(Problem to work on):
Filter the records below for the word "JSON". Copy each line that holds it.

(Given entries):
--------------------------------------------------

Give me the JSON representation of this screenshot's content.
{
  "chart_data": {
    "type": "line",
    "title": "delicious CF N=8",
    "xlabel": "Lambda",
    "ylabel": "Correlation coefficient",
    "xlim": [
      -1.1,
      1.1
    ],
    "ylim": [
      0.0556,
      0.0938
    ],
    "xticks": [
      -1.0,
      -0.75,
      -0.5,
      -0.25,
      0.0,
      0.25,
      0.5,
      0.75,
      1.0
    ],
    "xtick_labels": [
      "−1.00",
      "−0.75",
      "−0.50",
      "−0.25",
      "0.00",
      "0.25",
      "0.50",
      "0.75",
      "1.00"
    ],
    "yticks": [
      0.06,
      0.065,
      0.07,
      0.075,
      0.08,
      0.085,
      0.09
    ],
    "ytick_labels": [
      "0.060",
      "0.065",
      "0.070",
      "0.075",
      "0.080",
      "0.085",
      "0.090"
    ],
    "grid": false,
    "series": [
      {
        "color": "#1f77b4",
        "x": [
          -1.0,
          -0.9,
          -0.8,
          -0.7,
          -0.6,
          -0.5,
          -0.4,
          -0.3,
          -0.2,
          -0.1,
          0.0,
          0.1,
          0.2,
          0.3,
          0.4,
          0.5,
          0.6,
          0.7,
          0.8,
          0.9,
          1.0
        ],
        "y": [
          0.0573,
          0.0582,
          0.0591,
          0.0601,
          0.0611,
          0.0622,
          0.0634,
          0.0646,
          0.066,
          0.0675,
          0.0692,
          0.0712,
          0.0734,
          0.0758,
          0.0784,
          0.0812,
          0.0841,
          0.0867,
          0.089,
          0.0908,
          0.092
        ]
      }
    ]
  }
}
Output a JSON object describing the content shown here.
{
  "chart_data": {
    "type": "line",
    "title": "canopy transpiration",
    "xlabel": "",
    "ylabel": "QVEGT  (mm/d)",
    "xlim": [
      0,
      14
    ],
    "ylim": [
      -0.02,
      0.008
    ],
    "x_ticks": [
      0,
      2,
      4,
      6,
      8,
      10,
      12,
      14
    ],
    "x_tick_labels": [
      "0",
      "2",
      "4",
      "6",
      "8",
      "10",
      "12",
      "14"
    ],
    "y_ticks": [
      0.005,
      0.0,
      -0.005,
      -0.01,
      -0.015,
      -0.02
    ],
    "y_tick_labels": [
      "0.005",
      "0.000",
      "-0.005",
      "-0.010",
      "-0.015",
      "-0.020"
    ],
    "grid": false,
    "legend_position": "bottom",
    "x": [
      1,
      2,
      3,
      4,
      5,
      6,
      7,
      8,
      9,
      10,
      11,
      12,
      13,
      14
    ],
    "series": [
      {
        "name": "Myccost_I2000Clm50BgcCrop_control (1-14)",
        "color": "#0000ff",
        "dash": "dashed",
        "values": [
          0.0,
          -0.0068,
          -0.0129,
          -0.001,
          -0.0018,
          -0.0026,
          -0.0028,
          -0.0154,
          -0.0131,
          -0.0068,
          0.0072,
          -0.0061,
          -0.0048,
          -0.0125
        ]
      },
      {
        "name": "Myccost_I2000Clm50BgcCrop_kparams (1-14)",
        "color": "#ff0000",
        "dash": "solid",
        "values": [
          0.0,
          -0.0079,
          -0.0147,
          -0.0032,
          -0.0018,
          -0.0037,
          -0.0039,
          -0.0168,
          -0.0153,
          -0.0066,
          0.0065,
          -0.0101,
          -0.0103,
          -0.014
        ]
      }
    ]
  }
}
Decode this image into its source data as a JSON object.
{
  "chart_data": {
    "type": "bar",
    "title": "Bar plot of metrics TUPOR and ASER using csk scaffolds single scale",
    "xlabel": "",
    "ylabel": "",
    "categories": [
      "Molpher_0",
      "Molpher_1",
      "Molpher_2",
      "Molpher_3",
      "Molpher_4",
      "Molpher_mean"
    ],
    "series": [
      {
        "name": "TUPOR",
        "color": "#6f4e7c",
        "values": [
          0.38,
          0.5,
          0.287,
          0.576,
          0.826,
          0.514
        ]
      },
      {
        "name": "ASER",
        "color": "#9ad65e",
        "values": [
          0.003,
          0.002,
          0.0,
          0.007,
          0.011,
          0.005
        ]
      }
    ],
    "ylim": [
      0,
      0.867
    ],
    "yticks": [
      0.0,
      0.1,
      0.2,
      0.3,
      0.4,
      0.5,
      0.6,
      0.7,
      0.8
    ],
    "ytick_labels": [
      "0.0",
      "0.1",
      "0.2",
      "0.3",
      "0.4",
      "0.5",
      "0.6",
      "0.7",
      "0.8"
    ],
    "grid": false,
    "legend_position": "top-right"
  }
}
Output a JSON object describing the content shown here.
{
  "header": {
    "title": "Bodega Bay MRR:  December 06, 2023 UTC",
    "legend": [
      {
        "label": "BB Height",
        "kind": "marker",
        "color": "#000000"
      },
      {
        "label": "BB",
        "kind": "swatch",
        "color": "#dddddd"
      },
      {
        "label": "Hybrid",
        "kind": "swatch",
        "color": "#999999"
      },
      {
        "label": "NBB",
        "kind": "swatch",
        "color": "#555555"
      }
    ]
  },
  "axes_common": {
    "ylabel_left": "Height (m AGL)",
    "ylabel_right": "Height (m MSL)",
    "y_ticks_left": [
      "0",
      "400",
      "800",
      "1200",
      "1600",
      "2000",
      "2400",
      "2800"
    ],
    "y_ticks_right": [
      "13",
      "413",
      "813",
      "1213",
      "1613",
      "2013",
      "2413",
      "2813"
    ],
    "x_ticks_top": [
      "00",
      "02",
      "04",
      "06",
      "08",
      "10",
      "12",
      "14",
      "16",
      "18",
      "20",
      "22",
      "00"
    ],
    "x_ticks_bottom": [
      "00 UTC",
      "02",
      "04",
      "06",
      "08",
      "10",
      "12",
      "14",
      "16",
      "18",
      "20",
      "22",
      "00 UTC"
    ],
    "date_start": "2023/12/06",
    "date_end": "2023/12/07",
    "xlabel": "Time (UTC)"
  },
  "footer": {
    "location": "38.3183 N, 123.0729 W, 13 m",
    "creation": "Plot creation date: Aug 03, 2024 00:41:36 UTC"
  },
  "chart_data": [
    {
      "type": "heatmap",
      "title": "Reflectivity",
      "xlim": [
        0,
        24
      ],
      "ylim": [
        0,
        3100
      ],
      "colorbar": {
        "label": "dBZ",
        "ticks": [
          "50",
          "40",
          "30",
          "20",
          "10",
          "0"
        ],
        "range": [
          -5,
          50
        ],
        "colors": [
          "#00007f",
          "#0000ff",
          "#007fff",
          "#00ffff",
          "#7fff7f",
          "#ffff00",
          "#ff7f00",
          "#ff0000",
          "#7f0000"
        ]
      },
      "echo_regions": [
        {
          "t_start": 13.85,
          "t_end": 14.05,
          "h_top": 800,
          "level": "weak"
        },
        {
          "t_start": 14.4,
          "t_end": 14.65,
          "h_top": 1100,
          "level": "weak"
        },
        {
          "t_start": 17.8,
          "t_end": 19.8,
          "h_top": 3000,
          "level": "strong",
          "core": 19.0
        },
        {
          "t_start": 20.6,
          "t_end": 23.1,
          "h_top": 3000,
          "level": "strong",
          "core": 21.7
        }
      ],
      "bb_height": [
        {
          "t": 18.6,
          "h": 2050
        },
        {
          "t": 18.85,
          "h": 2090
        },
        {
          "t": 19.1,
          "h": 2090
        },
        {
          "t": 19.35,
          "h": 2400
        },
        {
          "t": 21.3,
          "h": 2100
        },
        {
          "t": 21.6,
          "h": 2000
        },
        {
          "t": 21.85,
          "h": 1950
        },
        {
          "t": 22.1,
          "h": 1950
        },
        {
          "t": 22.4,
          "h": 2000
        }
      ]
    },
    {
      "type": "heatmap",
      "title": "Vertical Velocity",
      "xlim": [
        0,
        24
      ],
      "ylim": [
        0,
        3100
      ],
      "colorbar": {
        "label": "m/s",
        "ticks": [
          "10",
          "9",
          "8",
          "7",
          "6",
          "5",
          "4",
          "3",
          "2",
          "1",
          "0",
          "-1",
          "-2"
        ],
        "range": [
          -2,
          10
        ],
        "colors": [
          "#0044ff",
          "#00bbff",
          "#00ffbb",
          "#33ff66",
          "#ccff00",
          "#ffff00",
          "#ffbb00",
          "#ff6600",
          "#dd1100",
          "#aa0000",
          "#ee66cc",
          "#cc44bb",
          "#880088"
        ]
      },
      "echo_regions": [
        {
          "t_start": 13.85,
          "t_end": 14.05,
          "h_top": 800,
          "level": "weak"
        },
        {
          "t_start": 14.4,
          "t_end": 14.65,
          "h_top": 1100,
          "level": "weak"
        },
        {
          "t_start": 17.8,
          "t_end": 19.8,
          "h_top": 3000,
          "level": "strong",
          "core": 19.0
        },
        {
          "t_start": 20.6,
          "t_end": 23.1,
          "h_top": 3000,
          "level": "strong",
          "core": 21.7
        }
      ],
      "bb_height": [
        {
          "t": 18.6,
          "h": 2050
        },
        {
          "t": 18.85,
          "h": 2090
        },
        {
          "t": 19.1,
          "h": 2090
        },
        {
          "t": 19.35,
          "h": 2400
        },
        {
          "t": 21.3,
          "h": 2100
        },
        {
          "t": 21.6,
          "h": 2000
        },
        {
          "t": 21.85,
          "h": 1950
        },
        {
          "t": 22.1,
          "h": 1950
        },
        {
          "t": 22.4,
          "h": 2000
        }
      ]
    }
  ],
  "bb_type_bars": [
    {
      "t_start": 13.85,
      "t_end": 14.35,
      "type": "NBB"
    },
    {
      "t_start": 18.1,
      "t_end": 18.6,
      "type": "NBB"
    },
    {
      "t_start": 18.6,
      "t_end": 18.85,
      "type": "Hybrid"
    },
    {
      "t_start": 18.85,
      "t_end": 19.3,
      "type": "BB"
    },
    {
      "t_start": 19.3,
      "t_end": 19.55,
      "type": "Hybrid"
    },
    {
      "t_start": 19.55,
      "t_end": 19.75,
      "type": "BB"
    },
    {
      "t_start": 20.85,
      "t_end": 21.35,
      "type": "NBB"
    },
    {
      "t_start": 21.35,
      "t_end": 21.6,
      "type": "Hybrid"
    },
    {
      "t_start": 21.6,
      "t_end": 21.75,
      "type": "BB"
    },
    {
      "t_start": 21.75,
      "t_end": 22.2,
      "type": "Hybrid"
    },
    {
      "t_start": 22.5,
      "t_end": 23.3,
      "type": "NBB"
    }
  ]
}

--------------------------------------------------

(Reply to the task):
Give me the JSON representation of this screenshot's content.
Output a JSON object describing the content shown here.
Decode this image into its source data as a JSON object.
Output a JSON object describing the content shown here.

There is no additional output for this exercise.